* **GOAL**: Report each line of the data that includes the word "používaním".

Figure record listings:

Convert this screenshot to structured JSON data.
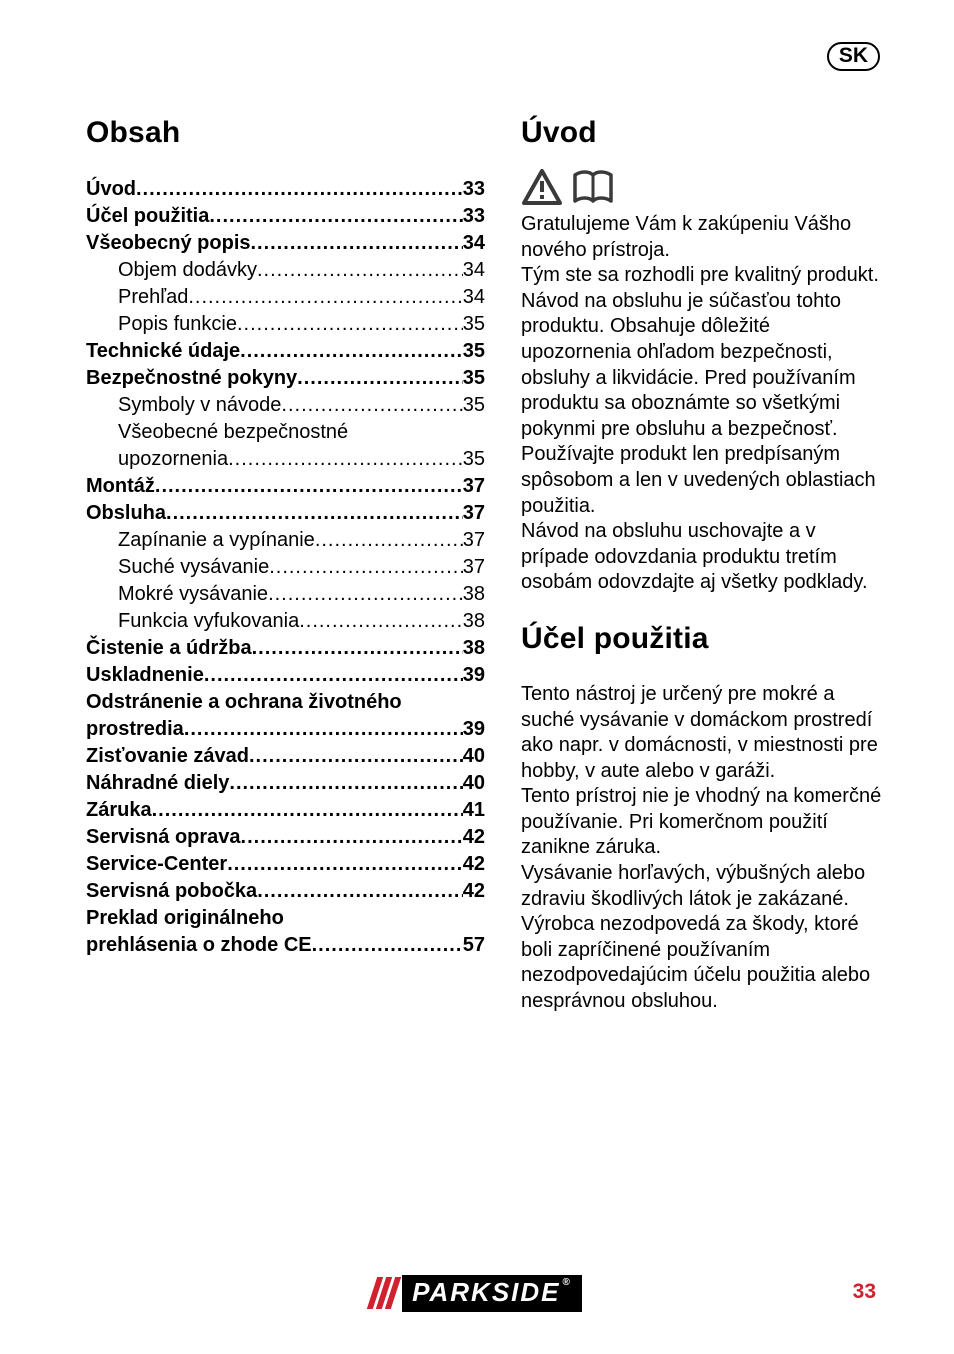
{
  "locale_badge": "SK",
  "left": {
    "heading": "Obsah",
    "toc": [
      {
        "t": "main",
        "label": "Úvod",
        "page": "33"
      },
      {
        "t": "main",
        "label": "Účel použitia",
        "page": "33"
      },
      {
        "t": "main",
        "label": "Všeobecný popis",
        "page": "34"
      },
      {
        "t": "sub",
        "label": "Objem dodávky",
        "page": "34"
      },
      {
        "t": "sub",
        "label": "Prehľad",
        "page": "34"
      },
      {
        "t": "sub",
        "label": "Popis funkcie",
        "page": "35"
      },
      {
        "t": "main",
        "label": "Technické údaje",
        "page": "35"
      },
      {
        "t": "main",
        "label": "Bezpečnostné pokyny",
        "page": "35"
      },
      {
        "t": "sub",
        "label": "Symboly v návode",
        "page": "35"
      },
      {
        "t": "sub-nop",
        "label": "Všeobecné bezpečnostné"
      },
      {
        "t": "sub",
        "label": "upozornenia",
        "page": "35"
      },
      {
        "t": "main",
        "label": "Montáž",
        "page": "37"
      },
      {
        "t": "main",
        "label": "Obsluha",
        "page": "37"
      },
      {
        "t": "sub",
        "label": "Zapínanie a vypínanie",
        "page": "37"
      },
      {
        "t": "sub",
        "label": "Suché vysávanie",
        "page": "37"
      },
      {
        "t": "sub",
        "label": "Mokré vysávanie",
        "page": "38"
      },
      {
        "t": "sub",
        "label": "Funkcia vyfukovania",
        "page": "38"
      },
      {
        "t": "main",
        "label": "Čistenie a údržba",
        "page": "38"
      },
      {
        "t": "main",
        "label": "Uskladnenie",
        "page": "39"
      },
      {
        "t": "main-nop",
        "label": "Odstránenie a ochrana životného"
      },
      {
        "t": "main",
        "label": "prostredia",
        "page": "39"
      },
      {
        "t": "main",
        "label": "Zisťovanie závad",
        "page": "40"
      },
      {
        "t": "main",
        "label": "Náhradné diely",
        "page": "40"
      },
      {
        "t": "main",
        "label": "Záruka",
        "page": "41"
      },
      {
        "t": "main",
        "label": "Servisná oprava",
        "page": "42"
      },
      {
        "t": "main",
        "label": "Service-Center",
        "page": "42"
      },
      {
        "t": "main",
        "label": "Servisná pobočka",
        "page": "42"
      },
      {
        "t": "main-nop",
        "label": "Preklad originálneho"
      },
      {
        "t": "main",
        "label": "prehlásenia o zhode CE",
        "page": "57"
      }
    ]
  },
  "right": {
    "heading1": "Úvod",
    "para1": "Gratulujeme Vám k zakúpeniu Vášho nového prístroja.\nTým ste sa rozhodli pre kvalitný produkt. Návod na obsluhu je súčasťou tohto produktu. Obsahuje dôležité upozornenia ohľadom  bezpečnosti, obsluhy a likvidácie. Pred používaním produktu sa oboznámte so všetkými pokynmi pre obsluhu a bezpečnosť. Používajte produkt len predpísaným spôsobom a len v uvedených oblastiach použitia.\nNávod na obsluhu uschovajte a v prípade odovzdania produktu tretím osobám odovzdajte aj všetky podklady.",
    "heading2": "Účel použitia",
    "para2": "Tento nástroj je určený pre mokré a suché vysávanie v domáckom prostredí ako napr. v domácnosti, v miestnosti pre hobby, v aute alebo v garáži.\nTento prístroj nie je vhodný na komerčné používanie. Pri komerčnom použití zanikne záruka.\nVysávanie horľavých, výbušných alebo zdraviu škodlivých látok je zakázané.\nVýrobca nezodpovedá za škody, ktoré boli zapríčinené používaním nezodpovedajúcim účelu použitia alebo nesprávnou obsluhou."
  },
  "footer": {
    "brand": "PARKSIDE",
    "page_number": "33",
    "accent_color": "#d1202f"
  }
}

* **CORRECT OUTPUT**:
    "para1": "Gratulujeme Vám k zakúpeniu Vášho nového prístroja.\nTým ste sa rozhodli pre kvalitný produkt. Návod na obsluhu je súčasťou tohto produktu. Obsahuje dôležité upozornenia ohľadom  bezpečnosti, obsluhy a likvidácie. Pred používaním produktu sa oboznámte so všetkými pokynmi pre obsluhu a bezpečnosť. Používajte produkt len predpísaným spôsobom a len v uvedených oblastiach použitia.\nNávod na obsluhu uschovajte a v prípade odovzdania produktu tretím osobám odovzdajte aj všetky podklady.",
    "para2": "Tento nástroj je určený pre mokré a suché vysávanie v domáckom prostredí ako napr. v domácnosti, v miestnosti pre hobby, v aute alebo v garáži.\nTento prístroj nie je vhodný na komerčné používanie. Pri komerčnom použití zanikne záruka.\nVysávanie horľavých, výbušných alebo zdraviu škodlivých látok je zakázané.\nVýrobca nezodpovedá za škody, ktoré boli zapríčinené používaním nezodpovedajúcim účelu použitia alebo nesprávnou obsluhou."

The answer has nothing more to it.